▶ **TASK OBJECTIVE**
Copy the lines below verbatim, beginning with the line that includes "Extract all readable text from this page." and continuing to the end; leave out everything before it.

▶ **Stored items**
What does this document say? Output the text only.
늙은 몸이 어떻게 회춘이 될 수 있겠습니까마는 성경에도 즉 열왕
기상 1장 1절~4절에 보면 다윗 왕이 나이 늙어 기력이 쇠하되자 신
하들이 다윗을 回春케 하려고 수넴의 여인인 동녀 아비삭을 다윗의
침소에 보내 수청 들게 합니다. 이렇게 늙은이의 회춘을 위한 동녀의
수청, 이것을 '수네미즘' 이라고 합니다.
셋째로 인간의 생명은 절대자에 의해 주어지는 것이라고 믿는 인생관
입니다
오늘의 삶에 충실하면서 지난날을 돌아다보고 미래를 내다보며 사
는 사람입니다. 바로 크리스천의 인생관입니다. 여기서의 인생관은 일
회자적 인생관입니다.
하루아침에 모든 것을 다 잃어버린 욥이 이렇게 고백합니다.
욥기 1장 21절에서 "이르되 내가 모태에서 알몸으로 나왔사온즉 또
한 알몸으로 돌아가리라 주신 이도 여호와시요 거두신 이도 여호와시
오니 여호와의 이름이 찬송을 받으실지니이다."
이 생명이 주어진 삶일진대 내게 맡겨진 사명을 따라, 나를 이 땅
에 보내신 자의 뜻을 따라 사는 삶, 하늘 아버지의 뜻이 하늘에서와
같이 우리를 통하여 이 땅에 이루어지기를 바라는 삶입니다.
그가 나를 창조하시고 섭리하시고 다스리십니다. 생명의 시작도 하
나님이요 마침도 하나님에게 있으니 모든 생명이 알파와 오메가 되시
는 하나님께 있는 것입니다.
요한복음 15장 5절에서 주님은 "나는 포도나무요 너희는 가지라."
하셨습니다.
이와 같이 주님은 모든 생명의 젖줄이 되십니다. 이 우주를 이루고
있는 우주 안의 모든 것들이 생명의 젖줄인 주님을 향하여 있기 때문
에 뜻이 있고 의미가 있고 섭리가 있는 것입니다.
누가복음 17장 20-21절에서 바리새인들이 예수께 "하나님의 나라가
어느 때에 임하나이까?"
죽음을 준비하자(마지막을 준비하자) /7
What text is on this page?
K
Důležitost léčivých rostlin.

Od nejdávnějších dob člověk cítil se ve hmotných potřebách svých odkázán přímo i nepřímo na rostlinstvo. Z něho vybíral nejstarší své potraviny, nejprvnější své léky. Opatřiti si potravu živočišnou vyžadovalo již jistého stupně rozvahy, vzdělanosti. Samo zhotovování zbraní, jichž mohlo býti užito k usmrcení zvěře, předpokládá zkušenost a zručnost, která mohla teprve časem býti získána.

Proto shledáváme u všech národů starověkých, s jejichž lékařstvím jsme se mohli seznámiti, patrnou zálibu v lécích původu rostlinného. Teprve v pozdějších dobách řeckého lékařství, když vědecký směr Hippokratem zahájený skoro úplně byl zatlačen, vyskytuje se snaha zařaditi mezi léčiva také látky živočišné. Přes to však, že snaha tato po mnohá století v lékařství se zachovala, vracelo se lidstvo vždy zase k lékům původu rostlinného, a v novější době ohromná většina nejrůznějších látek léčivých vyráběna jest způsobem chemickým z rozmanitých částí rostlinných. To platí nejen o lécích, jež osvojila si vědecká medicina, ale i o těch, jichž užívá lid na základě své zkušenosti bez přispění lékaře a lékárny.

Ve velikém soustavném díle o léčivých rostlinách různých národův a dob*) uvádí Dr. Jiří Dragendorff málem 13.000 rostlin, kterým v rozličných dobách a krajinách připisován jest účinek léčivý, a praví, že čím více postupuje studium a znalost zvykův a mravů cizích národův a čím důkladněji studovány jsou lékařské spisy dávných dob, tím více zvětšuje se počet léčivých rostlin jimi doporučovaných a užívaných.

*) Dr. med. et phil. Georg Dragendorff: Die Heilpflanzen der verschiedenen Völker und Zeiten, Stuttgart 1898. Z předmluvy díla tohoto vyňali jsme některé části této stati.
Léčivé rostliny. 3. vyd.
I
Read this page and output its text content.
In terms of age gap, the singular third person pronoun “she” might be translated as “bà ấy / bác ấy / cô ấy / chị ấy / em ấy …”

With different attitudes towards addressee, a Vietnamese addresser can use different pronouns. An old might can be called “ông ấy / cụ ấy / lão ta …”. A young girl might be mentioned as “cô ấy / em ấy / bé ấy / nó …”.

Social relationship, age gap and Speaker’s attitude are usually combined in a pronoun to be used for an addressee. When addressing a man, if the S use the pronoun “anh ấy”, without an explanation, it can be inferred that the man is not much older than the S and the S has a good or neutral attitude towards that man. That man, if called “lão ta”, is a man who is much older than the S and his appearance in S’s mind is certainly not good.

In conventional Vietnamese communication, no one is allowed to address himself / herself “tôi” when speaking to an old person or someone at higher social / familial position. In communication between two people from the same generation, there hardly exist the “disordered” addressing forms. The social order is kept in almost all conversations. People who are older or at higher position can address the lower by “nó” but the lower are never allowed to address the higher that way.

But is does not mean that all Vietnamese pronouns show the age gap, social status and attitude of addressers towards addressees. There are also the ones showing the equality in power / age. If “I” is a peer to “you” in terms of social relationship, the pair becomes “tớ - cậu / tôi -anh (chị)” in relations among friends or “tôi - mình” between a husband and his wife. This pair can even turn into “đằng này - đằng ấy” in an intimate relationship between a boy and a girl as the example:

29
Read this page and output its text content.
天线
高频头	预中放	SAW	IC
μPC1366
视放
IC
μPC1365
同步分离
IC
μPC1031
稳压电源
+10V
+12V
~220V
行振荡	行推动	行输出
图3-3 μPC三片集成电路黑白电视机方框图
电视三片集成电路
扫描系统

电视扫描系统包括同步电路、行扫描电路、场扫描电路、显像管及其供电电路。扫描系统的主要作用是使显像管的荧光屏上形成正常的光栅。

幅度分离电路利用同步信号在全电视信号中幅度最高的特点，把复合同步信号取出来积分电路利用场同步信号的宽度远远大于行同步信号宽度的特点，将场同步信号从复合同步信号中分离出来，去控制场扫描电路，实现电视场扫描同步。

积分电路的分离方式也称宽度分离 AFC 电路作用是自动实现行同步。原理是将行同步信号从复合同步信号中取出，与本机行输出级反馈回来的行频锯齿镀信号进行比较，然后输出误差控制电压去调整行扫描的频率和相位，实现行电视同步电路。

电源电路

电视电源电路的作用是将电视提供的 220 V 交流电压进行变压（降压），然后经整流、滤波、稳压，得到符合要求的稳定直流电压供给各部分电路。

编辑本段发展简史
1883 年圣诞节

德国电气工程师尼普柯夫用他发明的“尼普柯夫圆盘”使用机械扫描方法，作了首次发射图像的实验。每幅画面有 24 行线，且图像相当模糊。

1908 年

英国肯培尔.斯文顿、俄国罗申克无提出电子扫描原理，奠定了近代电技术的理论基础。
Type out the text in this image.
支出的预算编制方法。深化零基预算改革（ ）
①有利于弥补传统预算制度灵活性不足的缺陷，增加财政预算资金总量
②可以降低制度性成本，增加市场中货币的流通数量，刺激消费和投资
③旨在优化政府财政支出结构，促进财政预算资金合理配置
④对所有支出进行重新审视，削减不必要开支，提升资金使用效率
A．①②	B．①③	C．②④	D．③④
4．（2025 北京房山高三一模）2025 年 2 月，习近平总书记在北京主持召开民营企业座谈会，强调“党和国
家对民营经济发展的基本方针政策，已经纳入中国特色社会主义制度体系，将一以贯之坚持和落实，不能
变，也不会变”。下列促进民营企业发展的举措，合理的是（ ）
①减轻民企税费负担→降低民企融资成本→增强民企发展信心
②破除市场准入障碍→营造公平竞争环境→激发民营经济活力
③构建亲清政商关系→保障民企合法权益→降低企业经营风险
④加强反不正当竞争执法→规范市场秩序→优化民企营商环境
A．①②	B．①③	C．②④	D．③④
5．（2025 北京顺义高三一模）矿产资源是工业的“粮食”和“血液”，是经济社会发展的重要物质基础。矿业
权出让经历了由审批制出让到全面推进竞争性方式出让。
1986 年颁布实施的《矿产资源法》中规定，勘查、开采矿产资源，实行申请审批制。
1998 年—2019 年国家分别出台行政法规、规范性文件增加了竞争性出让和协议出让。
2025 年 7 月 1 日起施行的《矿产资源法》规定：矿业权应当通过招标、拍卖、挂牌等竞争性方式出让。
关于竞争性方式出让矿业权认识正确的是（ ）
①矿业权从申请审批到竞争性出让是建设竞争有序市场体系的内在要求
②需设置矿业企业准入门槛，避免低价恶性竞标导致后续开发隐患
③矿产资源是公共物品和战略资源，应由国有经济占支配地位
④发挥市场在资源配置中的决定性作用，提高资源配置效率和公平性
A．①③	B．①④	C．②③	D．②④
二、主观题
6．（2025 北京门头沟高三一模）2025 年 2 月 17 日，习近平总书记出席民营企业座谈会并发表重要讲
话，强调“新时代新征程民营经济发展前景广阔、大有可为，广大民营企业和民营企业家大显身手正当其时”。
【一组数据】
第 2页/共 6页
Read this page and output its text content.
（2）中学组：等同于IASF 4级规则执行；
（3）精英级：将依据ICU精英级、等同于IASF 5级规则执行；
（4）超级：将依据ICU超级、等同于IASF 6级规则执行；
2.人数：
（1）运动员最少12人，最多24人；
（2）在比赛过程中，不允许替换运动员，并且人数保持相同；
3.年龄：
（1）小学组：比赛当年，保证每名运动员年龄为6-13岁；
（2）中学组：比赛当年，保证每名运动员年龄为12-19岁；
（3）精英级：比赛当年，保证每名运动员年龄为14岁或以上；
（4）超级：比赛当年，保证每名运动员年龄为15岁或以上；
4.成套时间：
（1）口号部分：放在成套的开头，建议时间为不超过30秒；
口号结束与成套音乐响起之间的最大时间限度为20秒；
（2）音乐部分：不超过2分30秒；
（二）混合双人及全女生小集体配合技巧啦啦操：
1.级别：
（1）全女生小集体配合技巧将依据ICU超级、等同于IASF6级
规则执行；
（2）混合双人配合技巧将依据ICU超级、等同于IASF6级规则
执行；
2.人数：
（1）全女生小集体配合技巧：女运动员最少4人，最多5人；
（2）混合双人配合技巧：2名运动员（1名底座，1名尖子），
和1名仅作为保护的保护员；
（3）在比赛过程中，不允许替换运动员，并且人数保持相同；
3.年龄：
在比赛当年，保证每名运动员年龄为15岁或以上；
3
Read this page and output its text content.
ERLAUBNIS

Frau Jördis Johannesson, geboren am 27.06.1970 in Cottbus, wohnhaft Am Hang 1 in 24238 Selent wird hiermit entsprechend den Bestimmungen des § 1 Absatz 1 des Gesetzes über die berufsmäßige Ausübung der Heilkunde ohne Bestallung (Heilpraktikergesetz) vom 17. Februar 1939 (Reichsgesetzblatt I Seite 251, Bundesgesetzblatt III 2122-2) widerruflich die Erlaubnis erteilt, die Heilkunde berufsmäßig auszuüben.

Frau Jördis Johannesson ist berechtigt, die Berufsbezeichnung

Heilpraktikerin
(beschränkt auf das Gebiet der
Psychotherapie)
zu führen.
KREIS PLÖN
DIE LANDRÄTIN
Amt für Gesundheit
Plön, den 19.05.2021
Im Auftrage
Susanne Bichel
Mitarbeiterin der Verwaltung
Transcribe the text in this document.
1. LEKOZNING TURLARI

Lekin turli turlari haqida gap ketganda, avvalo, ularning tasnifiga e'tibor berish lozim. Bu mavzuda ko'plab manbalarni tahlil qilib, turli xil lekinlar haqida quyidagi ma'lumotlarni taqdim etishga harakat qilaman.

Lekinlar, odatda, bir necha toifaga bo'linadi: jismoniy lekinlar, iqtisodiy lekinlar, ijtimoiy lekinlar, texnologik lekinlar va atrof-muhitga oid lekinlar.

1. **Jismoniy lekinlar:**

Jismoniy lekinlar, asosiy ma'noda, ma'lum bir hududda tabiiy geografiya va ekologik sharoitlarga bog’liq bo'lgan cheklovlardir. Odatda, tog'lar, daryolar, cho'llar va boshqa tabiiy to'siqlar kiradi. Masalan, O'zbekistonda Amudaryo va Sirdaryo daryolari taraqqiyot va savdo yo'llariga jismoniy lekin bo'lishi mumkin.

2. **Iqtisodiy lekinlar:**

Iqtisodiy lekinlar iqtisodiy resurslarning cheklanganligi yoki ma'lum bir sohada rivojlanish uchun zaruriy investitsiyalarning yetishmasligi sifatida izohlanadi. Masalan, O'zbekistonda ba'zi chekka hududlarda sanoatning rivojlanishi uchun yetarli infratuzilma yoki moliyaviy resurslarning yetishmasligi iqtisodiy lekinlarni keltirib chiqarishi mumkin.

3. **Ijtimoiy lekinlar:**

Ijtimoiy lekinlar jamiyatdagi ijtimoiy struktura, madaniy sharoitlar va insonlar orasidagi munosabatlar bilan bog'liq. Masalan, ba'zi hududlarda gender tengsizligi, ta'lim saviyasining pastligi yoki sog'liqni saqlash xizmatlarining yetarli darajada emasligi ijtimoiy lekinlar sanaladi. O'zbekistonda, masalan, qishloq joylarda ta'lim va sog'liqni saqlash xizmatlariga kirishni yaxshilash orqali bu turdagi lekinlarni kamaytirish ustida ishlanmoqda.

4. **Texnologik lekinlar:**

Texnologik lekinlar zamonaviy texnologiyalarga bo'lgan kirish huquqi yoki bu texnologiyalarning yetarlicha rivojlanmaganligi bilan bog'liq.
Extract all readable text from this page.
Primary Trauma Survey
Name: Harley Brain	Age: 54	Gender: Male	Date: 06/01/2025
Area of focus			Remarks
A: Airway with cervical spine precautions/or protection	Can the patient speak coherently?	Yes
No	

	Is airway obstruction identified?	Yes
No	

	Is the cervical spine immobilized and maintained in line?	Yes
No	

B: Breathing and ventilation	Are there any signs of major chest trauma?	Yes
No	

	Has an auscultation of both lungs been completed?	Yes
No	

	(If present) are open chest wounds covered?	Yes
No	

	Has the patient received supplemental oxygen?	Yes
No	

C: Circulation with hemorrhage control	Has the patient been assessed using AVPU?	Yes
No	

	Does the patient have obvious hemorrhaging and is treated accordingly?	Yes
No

▶ **EXERCISE ANSWER**
Extract all readable text from this page.
Primary Trauma Survey
Name: Harley Brain	Age: 54	Gender: Male	Date: 06/01/2025
Area of focus			Remarks
A: Airway with cervical spine precautions/or protection	Can the patient speak coherently?	Yes
No	

	Is airway obstruction identified?	Yes
No	

	Is the cervical spine immobilized and maintained in line?	Yes
No	

B: Breathing and ventilation	Are there any signs of major chest trauma?	Yes
No	

	Has an auscultation of both lungs been completed?	Yes
No	

	(If present) are open chest wounds covered?	Yes
No	

	Has the patient received supplemental oxygen?	Yes
No	

C: Circulation with hemorrhage control	Has the patient been assessed using AVPU?	Yes
No	

	Does the patient have obvious hemorrhaging and is treated accordingly?	Yes
No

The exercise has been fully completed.